==== Material for this task ====
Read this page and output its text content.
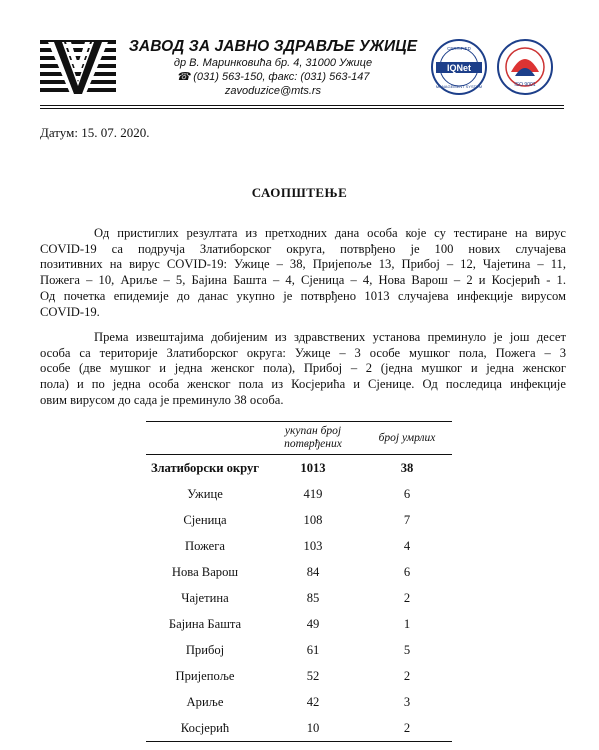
ЗАВОД ЗА ЈАВНО ЗДРАВЉЕ УЖИЦЕ
др В. Маринковића бр. 4, 31000 Ужице
☎ (031) 563-150, факс: (031) 563-147
zavoduzice@mts.rs
IQNet
CERTIFIED
MANAGEMENT SYSTEM	ISO 9001
Датум: 15. 07. 2020.
САОПШТЕЊЕ
Од пристиглих резултата из претходних дана особа које су тестиране на вирус
COVID-19 са подручја Златиборског округа, потврђено је 100 нових случајева
позитивних на вирус COVID-19: Ужице – 38, Пријепоље 13, Прибој – 12, Чајетина – 11,
Пожега – 10, Ариље – 5, Бајина Башта – 4, Сјеница – 4, Нова Варош – 2 и Косјерић - 1.
Од почетка епидемије до данас укупно је потврђено 1013 случајева инфекције вирусом
COVID-19.
Према извештајима добијеним из здравствених установа преминуло је још десет
особа са територије Златиборског округа: Ужице – 3 особе мушког пола, Пожега – 3
особе (две мушког и једна женског пола), Прибој – 2 (једна мушког и једна женског
пола) и по једна особа женског пола из Косјерића и Сјенице. Од последица инфекције
овим вирусом до сада је преминуло 38 особа.
	укупан број потврђених	број умрлих
Златиборски округ	1013	38
Ужице	419	6
Сјеница	108	7
Пожега	103	4
Нова Варош	84	6
Чајетина	85	2
Бајина Башта	49	1
Прибој	61	5
Пријепоље	52	2
Ариље	42	3
Косјерић	10	2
====
## [Exercise details]
Repeat the entries exactly and keep the pictures out of the copy.

## [The completed task]
Read this page and output its text content.
ЗАВОД ЗА ЈАВНО ЗДРАВЉЕ УЖИЦЕ
др В. Маринковића бр. 4, 31000 Ужице
☎ (031) 563-150, факс: (031) 563-147
zavoduzice@mts.rs
IQNet
CERTIFIED
MANAGEMENT SYSTEM	ISO 9001
Датум: 15. 07. 2020.
САОПШТЕЊЕ
Од пристиглих резултата из претходних дана особа које су тестиране на вирус
COVID-19 са подручја Златиборског округа, потврђено је 100 нових случајева
позитивних на вирус COVID-19: Ужице – 38, Пријепоље 13, Прибој – 12, Чајетина – 11,
Пожега – 10, Ариље – 5, Бајина Башта – 4, Сјеница – 4, Нова Варош – 2 и Косјерић - 1.
Од почетка епидемије до данас укупно је потврђено 1013 случајева инфекције вирусом
COVID-19.
Према извештајима добијеним из здравствених установа преминуло је још десет
особа са територије Златиборског округа: Ужице – 3 особе мушког пола, Пожега – 3
особе (две мушког и једна женског пола), Прибој – 2 (једна мушког и једна женског
пола) и по једна особа женског пола из Косјерића и Сјенице. Од последица инфекције
овим вирусом до сада је преминуло 38 особа.
	укупан број потврђених	број умрлих
Златиборски округ	1013	38
Ужице	419	6
Сјеница	108	7
Пожега	103	4
Нова Варош	84	6
Чајетина	85	2
Бајина Башта	49	1
Прибој	61	5
Пријепоље	52	2
Ариље	42	3
Косјерић	10	2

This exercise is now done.